━━ RECORDS ━━
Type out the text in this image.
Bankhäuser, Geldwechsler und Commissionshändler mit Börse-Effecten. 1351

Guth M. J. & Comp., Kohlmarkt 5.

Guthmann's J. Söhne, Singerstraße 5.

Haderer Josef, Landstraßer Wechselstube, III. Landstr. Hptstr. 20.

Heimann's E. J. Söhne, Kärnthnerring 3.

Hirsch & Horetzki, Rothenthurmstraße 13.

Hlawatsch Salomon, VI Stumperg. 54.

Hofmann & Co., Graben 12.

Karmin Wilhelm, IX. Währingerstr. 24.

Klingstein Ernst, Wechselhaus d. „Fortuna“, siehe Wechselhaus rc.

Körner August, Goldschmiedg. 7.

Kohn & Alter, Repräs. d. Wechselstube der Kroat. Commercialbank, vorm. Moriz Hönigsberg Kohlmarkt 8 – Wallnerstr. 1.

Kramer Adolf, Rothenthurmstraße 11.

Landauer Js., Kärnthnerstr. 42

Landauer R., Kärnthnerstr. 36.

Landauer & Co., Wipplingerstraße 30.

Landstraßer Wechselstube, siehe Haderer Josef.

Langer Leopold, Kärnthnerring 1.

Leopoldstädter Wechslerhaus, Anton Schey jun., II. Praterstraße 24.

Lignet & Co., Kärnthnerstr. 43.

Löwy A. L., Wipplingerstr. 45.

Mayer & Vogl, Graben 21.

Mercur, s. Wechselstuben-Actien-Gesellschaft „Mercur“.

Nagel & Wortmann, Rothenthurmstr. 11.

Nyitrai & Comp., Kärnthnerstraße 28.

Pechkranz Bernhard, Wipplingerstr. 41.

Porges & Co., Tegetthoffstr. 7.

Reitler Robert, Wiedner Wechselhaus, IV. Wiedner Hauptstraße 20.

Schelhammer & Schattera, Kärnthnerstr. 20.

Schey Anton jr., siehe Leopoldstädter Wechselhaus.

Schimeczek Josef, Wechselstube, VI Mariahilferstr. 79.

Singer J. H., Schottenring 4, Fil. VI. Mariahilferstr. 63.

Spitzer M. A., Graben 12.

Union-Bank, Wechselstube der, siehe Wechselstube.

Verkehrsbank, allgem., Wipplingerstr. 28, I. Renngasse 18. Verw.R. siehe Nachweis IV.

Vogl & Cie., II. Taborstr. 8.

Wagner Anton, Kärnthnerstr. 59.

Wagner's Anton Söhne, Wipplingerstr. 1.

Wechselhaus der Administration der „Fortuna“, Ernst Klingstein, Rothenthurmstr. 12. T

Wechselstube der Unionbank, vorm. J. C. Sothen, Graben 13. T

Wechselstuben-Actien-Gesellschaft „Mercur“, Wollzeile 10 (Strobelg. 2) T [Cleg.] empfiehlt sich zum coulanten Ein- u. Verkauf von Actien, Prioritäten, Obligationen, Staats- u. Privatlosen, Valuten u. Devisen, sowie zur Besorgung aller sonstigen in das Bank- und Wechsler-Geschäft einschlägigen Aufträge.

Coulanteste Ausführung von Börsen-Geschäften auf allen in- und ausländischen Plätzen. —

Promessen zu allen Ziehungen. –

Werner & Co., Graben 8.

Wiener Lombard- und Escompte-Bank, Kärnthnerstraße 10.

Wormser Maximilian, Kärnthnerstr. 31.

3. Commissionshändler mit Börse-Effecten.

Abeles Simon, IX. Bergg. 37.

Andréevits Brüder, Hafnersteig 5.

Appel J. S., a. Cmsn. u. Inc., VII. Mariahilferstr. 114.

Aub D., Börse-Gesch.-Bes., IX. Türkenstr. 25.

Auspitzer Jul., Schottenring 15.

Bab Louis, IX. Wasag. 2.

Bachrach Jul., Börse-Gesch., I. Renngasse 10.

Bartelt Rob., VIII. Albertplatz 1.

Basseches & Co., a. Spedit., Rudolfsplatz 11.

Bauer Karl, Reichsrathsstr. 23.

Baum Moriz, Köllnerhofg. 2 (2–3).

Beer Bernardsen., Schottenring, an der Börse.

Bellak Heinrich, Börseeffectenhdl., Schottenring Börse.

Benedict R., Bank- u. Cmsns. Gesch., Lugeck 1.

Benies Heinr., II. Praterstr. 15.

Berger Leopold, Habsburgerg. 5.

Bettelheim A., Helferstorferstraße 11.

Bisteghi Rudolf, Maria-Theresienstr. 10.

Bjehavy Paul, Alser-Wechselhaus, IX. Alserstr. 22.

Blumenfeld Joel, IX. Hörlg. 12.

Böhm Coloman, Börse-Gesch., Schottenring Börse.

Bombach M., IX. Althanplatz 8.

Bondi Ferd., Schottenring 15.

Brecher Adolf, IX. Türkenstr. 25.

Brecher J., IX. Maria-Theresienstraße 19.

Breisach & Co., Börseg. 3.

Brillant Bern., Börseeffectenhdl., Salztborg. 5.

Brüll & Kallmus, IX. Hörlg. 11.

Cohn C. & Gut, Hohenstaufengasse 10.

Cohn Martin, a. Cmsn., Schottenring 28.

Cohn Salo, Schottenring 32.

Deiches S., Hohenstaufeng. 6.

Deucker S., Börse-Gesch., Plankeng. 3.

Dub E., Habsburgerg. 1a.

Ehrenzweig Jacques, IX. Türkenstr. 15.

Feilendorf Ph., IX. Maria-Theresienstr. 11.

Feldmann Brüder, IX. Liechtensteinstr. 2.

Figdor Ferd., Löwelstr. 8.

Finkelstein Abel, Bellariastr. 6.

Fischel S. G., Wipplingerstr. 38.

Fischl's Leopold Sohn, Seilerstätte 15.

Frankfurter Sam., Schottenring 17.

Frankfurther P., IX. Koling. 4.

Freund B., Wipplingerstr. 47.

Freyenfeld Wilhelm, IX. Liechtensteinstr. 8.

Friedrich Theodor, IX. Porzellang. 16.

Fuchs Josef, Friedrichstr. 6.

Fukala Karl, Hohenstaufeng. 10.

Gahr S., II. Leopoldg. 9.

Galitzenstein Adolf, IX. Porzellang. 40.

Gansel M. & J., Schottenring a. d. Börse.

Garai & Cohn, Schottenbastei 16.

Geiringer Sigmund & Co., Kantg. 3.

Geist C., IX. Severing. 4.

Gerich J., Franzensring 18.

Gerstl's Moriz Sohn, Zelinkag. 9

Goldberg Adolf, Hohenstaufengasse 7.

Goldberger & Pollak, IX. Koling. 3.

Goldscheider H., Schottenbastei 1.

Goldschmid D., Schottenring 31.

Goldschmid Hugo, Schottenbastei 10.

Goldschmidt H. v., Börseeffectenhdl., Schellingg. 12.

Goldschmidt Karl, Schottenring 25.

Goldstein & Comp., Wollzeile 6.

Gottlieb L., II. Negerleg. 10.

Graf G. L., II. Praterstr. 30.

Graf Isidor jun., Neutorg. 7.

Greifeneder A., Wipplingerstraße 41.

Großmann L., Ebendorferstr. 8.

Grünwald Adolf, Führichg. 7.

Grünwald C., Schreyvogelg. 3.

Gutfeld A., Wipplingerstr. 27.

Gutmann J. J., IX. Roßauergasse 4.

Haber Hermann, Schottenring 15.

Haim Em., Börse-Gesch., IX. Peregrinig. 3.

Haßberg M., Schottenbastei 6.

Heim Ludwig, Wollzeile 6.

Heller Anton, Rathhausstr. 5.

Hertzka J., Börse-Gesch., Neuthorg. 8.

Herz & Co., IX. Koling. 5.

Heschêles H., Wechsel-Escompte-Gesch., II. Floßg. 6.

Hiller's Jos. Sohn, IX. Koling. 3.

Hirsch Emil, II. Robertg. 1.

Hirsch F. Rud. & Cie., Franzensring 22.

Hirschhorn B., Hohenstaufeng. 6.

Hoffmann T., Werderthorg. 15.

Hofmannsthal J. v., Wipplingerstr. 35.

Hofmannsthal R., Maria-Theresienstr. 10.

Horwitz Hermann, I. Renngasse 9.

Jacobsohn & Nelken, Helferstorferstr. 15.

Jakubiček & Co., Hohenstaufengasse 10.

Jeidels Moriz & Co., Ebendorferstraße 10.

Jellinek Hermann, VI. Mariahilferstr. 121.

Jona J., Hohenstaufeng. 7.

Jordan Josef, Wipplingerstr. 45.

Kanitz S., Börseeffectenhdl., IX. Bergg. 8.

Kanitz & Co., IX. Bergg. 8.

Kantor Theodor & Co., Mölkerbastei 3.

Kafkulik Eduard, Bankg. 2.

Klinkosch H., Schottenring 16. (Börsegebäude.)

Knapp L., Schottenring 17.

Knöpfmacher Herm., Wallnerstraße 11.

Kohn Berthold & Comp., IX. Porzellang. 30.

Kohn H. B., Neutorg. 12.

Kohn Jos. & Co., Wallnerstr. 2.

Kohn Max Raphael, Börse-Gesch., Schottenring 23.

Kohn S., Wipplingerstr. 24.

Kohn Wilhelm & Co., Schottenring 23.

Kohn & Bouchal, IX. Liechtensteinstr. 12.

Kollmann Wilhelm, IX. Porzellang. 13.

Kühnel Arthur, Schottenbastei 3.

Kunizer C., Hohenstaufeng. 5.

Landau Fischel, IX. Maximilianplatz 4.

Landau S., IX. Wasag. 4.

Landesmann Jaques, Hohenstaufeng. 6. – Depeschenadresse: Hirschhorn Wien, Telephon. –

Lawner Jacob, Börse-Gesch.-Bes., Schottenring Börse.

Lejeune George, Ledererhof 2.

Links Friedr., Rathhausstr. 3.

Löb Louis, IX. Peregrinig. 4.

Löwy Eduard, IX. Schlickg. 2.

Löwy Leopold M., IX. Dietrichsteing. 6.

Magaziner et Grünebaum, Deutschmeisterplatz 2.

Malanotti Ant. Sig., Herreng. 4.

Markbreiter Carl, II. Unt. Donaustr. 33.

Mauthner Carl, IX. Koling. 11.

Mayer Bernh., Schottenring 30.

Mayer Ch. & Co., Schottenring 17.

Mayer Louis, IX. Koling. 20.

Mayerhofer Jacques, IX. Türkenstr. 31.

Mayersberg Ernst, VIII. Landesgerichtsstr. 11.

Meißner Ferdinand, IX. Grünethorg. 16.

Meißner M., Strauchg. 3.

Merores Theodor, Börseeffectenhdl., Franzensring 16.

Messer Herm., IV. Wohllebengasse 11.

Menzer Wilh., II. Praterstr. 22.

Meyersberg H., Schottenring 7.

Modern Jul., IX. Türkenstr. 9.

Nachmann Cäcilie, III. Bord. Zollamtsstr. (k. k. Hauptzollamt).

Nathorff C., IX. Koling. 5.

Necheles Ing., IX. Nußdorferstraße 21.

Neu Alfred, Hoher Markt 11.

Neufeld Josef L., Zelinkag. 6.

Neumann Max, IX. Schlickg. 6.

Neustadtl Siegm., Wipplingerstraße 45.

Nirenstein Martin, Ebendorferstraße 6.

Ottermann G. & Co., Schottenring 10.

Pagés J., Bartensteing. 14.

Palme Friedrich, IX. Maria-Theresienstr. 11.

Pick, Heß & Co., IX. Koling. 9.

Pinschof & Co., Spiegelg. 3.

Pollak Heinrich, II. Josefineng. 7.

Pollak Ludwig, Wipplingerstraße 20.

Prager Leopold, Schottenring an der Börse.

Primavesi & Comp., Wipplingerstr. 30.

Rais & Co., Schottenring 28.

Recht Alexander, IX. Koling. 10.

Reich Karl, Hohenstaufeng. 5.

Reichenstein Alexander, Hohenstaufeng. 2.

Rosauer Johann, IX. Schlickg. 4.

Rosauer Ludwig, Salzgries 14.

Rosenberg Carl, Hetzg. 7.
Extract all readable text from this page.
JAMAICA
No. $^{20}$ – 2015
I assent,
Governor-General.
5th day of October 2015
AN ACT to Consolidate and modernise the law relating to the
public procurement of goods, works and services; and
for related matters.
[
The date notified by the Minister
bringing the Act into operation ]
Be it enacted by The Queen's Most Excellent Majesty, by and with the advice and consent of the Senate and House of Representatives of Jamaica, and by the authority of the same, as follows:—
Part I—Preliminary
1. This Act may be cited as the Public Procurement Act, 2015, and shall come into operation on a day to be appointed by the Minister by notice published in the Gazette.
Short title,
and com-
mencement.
━━━
• **STATED PROBLEM**: Output exactly the lines from the one containing "Extract all readable text from this page." through the last line of the entries, both ends included.

• **EXERCISE OUTPUT**:
Extract all readable text from this page.
JAMAICA
No. $^{20}$ – 2015
I assent,
Governor-General.
5th day of October 2015
AN ACT to Consolidate and modernise the law relating to the
public procurement of goods, works and services; and
for related matters.
[
The date notified by the Minister
bringing the Act into operation ]
Be it enacted by The Queen's Most Excellent Majesty, by and with the advice and consent of the Senate and House of Representatives of Jamaica, and by the authority of the same, as follows:—
Part I—Preliminary
1. This Act may be cited as the Public Procurement Act, 2015, and shall come into operation on a day to be appointed by the Minister by notice published in the Gazette.
Short title,
and com-
mencement.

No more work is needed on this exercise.